Restate the listing that follows word for word, without its pictures.
*** Extracted records ***
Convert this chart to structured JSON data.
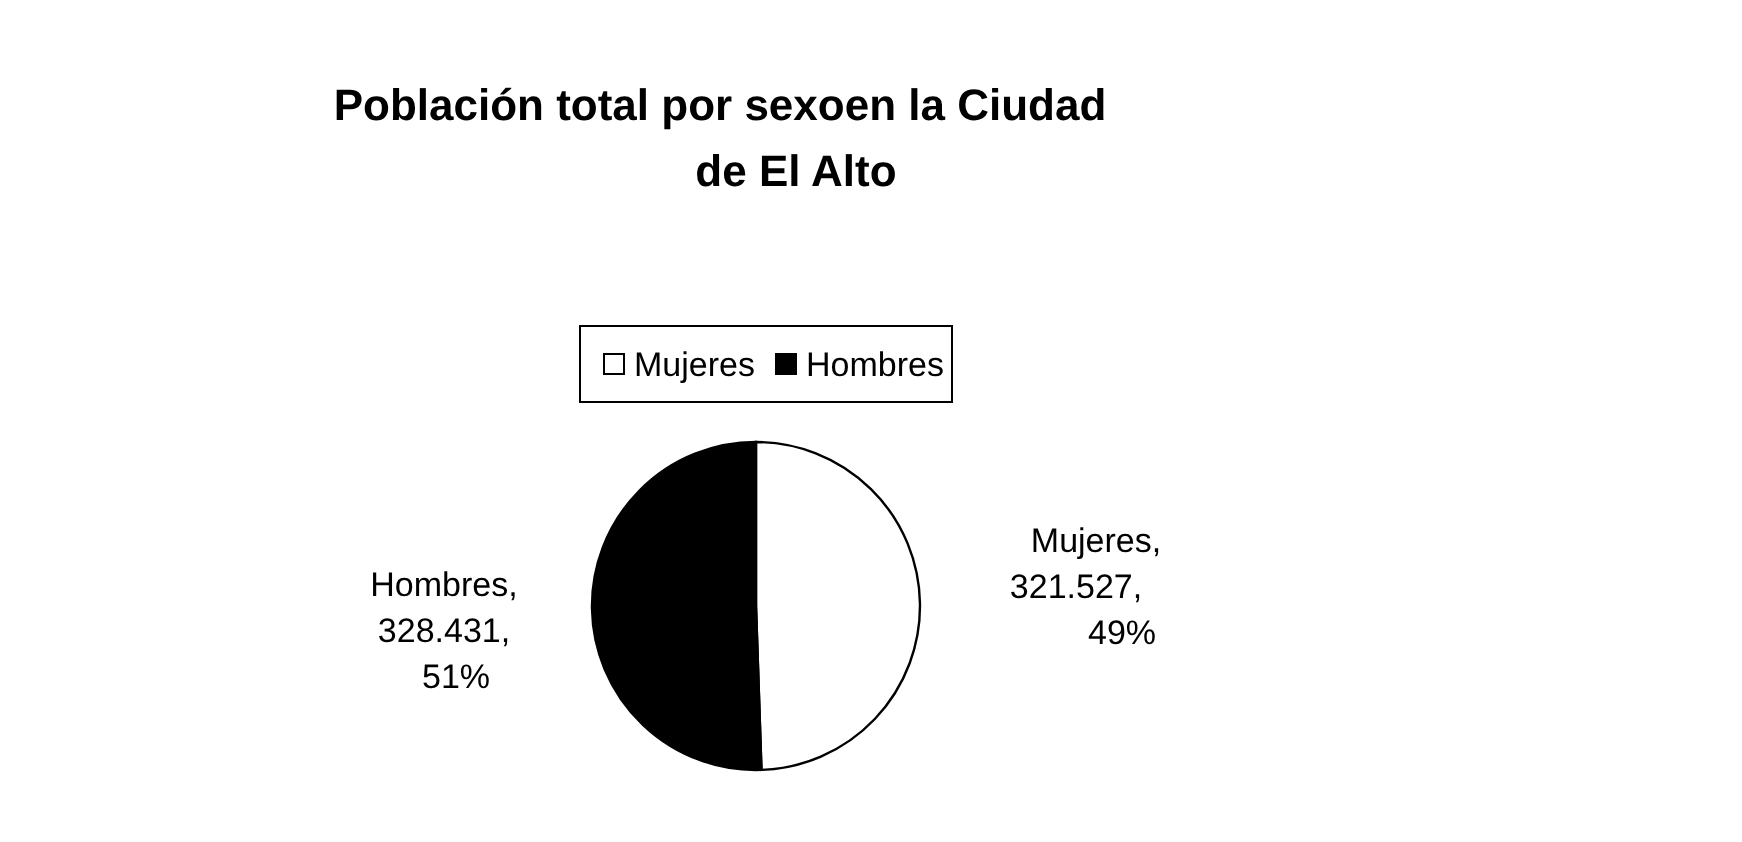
{
  "chart_data": {
    "type": "pie",
    "title": "Población total por sexoen la Ciudad de El Alto",
    "categories": [
      "Mujeres",
      "Hombres"
    ],
    "values": [
      321527,
      328431
    ],
    "colors": [
      "#ffffff",
      "#000000"
    ],
    "value_labels": [
      "Mujeres,\n321.527,\n49%",
      "Hombres,\n328.431,\n51%"
    ],
    "legend": "top"
  }
}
***
# [Result of this exercise]
Convert this chart to structured JSON data.
{
  "chart_data": {
    "type": "pie",
    "title": "Población total por sexoen la Ciudad de El Alto",
    "categories": [
      "Mujeres",
      "Hombres"
    ],
    "values": [
      321527,
      328431
    ],
    "colors": [
      "#ffffff",
      "#000000"
    ],
    "value_labels": [
      "Mujeres,\n321.527,\n49%",
      "Hombres,\n328.431,\n51%"
    ],
    "legend": "top"
  }
}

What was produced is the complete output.